[Lines of data]
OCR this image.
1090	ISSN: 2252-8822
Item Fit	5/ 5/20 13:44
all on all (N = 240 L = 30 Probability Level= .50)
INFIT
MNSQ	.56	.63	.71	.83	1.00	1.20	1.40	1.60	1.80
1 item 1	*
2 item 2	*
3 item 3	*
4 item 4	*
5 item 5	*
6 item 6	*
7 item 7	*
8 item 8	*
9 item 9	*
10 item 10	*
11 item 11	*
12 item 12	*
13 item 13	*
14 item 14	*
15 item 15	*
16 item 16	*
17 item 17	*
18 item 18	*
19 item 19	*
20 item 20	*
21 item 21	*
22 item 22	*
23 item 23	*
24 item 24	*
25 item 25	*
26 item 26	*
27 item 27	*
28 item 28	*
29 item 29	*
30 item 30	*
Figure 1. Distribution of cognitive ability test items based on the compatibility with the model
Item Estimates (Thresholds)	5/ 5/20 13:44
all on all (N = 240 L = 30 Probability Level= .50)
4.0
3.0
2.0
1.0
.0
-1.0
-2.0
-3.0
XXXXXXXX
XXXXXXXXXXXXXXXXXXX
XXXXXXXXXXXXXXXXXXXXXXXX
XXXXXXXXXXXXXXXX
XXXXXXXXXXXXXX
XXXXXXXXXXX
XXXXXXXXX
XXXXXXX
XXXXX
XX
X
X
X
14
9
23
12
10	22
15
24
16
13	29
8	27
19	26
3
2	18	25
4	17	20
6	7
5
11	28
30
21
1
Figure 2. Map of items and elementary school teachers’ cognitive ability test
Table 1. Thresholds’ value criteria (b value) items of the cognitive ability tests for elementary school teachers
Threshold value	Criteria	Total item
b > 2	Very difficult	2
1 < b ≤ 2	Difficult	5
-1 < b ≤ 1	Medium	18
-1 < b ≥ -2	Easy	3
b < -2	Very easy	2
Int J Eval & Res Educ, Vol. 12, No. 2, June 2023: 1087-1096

## WHAT THE TASK ASKS
Copy out every line of the listing that contains the string "cognitive".

## WORKED SOLUTION
Figure 1. Distribution of cognitive ability test items based on the compatibility with the model
Figure 2. Map of items and elementary school teachers’ cognitive ability test
Table 1. Thresholds’ value criteria (b value) items of the cognitive ability tests for elementary school teachers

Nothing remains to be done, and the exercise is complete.